Exercise prompt:
Copy out every line in the entries below that includes "Bill".
════
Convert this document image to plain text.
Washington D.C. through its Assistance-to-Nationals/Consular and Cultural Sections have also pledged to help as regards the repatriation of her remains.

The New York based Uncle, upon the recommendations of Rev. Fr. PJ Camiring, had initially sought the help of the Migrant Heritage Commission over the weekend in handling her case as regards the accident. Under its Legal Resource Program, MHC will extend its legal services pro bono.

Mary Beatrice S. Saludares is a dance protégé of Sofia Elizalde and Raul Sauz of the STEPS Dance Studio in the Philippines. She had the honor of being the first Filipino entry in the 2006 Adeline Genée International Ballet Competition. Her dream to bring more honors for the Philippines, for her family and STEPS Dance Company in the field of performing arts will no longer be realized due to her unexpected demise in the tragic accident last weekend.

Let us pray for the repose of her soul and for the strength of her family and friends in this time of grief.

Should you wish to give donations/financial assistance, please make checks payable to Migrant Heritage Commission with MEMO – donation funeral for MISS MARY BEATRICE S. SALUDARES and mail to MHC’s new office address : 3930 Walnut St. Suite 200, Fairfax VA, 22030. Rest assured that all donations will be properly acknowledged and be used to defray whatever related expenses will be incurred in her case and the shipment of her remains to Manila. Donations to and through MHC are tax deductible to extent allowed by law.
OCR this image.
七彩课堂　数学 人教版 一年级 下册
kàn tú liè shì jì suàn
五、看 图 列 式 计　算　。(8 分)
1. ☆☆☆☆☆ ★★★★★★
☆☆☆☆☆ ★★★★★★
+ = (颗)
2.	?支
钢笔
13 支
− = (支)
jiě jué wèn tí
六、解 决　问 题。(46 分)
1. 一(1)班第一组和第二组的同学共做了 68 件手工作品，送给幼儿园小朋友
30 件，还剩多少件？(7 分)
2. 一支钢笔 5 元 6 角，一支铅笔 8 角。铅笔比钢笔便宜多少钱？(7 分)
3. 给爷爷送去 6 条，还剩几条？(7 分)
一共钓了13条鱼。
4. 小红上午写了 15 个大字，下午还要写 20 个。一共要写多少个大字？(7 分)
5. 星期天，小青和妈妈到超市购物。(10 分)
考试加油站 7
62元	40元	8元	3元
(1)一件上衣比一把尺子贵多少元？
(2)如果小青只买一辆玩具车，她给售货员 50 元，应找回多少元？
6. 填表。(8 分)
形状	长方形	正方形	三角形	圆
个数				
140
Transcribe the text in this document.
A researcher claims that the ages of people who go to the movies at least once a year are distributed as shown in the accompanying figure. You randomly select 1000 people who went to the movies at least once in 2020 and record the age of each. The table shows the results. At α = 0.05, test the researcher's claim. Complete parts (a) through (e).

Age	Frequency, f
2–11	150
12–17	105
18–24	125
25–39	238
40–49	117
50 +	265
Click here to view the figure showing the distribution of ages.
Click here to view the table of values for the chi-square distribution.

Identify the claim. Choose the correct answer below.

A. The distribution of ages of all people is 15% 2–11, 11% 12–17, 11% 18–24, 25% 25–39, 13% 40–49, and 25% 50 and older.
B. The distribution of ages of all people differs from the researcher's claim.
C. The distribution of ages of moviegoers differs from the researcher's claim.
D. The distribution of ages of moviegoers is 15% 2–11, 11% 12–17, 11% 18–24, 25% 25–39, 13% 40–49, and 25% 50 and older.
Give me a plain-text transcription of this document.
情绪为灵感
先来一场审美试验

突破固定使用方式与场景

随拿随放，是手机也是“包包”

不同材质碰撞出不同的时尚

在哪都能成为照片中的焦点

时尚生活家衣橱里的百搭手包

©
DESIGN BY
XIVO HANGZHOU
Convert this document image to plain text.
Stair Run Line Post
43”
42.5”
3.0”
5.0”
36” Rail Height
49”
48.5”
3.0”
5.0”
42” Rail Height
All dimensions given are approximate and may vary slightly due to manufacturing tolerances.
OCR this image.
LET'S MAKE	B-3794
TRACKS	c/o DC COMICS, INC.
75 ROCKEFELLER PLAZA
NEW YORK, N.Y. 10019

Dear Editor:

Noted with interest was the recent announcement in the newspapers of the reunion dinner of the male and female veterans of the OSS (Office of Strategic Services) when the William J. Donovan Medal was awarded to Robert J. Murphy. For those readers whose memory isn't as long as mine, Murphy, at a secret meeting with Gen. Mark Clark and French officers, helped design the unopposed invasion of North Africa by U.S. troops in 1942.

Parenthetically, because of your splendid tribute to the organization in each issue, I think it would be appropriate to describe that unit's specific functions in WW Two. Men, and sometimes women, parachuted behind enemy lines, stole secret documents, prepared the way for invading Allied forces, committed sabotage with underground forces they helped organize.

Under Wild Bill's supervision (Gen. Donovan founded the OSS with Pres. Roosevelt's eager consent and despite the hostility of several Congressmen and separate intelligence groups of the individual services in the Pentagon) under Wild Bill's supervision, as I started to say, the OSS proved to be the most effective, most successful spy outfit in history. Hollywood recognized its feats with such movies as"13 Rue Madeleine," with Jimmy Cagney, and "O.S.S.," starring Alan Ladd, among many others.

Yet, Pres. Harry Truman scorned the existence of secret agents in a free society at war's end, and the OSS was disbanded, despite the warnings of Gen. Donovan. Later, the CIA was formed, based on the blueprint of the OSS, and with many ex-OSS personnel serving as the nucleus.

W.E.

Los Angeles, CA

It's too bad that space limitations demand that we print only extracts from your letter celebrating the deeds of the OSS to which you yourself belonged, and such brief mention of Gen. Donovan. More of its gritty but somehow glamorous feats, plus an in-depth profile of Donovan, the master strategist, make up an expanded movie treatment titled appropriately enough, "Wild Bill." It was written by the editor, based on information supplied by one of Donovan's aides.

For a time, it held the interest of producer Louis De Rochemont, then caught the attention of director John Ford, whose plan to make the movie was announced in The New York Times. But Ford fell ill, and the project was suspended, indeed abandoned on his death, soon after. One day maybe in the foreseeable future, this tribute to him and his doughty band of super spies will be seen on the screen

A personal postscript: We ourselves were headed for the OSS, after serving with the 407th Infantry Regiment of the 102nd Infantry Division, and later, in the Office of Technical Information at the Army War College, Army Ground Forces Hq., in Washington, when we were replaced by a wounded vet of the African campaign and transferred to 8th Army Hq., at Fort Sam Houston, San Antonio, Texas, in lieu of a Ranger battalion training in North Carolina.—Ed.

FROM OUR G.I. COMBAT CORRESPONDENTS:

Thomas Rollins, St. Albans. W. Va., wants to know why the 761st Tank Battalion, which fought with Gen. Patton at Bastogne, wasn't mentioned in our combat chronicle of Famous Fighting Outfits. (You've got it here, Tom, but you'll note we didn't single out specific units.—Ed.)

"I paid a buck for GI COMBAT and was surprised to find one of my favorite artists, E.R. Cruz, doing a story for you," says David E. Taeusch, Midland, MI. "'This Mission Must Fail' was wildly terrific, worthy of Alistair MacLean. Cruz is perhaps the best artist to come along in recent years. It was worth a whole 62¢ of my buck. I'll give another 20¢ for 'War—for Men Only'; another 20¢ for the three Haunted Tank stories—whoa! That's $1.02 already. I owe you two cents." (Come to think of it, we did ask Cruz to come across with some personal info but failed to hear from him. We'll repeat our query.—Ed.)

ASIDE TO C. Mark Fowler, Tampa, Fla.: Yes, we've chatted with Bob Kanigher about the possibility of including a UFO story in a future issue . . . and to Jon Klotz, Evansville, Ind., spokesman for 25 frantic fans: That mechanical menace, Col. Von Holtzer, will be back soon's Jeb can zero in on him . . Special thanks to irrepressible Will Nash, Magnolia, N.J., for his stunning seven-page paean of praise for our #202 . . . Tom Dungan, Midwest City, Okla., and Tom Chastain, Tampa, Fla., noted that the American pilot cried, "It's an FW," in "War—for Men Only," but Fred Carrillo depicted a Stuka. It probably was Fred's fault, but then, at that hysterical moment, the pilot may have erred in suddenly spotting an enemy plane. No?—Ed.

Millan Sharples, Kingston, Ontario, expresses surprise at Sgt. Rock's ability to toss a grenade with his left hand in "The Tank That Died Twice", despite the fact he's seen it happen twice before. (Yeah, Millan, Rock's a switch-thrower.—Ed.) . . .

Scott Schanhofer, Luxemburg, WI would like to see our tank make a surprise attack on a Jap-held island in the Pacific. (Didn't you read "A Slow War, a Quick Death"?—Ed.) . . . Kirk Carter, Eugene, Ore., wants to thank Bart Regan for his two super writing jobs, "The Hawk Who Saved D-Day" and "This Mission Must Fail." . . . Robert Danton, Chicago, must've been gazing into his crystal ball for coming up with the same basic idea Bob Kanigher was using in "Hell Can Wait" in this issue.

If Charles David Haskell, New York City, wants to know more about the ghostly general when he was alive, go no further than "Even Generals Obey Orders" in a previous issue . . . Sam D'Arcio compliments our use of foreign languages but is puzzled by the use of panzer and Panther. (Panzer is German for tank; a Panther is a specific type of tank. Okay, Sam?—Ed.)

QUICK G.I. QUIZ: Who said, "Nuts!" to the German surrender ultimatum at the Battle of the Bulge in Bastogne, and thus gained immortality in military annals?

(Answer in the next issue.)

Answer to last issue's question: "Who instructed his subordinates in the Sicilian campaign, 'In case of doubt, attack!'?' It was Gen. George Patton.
════
Answer below:
Under Wild Bill's supervision (Gen. Donovan founded the OSS with Pres. Roosevelt's eager consent and despite the hostility of several Congressmen and separate intelligence groups of the individual services in the Pentagon) under Wild Bill's supervision, as I started to say, the OSS proved to be the most effective, most successful spy outfit in history. Hollywood recognized its feats with such movies as"13 Rue Madeleine," with Jimmy Cagney, and "O.S.S.," starring Alan Ladd, among many others.
It's too bad that space limitations demand that we print only extracts from your letter celebrating the deeds of the OSS to which you yourself belonged, and such brief mention of Gen. Donovan. More of its gritty but somehow glamorous feats, plus an in-depth profile of Donovan, the master strategist, make up an expanded movie treatment titled appropriately enough, "Wild Bill." It was written by the editor, based on information supplied by one of Donovan's aides.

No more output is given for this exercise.